- Your instructions -
In the listing below, pick out lines with "Glosas".

- Record set -

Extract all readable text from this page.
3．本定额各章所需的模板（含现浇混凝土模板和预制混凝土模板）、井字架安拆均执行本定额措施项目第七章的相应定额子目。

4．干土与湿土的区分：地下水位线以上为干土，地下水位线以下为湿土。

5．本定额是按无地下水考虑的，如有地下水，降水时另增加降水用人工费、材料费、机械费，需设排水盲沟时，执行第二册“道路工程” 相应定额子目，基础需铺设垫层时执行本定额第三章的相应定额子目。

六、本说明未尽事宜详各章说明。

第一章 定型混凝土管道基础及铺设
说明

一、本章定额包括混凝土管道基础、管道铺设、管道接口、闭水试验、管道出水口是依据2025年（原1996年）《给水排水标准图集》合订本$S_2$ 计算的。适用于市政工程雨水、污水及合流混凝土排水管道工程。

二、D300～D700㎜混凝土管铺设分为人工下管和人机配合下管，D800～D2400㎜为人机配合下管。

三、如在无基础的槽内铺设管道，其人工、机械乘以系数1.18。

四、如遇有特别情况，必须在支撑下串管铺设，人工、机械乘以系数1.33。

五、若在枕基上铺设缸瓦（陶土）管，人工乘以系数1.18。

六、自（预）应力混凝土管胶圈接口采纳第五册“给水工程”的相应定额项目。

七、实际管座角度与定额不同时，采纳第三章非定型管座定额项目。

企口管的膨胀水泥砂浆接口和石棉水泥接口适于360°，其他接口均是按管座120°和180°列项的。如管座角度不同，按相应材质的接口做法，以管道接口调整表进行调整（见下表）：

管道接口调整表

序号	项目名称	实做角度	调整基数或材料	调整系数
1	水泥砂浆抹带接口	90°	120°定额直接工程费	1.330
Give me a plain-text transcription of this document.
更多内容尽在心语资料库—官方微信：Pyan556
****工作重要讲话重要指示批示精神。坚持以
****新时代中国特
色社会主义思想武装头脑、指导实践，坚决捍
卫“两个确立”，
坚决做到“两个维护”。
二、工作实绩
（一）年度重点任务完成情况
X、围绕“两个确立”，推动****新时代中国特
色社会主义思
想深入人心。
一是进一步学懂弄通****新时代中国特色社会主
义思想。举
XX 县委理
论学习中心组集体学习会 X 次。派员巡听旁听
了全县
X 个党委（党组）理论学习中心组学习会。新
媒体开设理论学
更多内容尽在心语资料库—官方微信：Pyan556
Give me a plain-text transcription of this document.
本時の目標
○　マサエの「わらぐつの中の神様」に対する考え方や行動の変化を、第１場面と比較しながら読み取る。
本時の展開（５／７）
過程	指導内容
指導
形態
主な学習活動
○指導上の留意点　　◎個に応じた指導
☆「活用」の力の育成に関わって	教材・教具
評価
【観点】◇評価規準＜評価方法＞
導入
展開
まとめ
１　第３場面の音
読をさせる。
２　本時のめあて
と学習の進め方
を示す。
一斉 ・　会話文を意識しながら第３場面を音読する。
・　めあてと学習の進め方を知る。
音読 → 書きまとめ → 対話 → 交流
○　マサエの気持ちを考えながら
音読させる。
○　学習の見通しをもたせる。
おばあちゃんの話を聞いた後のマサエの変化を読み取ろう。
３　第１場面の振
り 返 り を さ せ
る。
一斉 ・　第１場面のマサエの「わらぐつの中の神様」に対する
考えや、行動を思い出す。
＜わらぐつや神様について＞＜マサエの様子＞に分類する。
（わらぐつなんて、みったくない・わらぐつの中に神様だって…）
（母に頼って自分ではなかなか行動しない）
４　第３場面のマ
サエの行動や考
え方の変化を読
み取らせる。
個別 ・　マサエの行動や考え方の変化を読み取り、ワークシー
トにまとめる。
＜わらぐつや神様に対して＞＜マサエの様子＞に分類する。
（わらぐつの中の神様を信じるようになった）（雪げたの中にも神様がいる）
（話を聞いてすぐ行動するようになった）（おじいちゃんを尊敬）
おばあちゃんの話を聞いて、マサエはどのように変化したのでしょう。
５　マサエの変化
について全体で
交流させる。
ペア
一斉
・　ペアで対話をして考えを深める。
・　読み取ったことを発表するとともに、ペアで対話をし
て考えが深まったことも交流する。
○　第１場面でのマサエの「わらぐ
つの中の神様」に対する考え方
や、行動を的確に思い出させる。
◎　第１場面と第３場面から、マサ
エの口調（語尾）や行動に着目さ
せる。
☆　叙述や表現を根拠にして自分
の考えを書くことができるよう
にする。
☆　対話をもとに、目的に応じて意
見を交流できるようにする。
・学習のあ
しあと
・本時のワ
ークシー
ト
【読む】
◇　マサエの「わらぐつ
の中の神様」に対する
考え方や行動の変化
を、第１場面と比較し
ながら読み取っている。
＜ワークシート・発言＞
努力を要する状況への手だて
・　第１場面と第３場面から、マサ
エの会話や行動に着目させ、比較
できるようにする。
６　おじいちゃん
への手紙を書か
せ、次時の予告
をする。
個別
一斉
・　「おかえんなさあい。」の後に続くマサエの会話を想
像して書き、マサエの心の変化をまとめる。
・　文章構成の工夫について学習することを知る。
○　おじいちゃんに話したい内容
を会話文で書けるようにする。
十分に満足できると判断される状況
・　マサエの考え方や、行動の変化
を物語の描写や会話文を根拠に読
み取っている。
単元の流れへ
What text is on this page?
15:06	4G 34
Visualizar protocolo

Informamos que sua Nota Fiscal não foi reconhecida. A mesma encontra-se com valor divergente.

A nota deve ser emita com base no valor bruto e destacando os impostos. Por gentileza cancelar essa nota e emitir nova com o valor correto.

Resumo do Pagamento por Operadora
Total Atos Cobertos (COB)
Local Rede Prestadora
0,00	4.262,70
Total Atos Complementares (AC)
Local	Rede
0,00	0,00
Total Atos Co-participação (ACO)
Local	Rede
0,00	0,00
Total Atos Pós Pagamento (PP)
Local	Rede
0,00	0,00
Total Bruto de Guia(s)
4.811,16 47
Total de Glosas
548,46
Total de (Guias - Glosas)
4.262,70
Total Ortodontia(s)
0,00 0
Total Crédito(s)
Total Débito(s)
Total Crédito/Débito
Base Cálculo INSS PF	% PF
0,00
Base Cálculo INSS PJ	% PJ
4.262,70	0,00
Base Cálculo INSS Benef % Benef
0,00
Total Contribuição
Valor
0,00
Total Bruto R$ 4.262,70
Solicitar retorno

- Correct answer -
Total de Glosas
Total de (Guias - Glosas)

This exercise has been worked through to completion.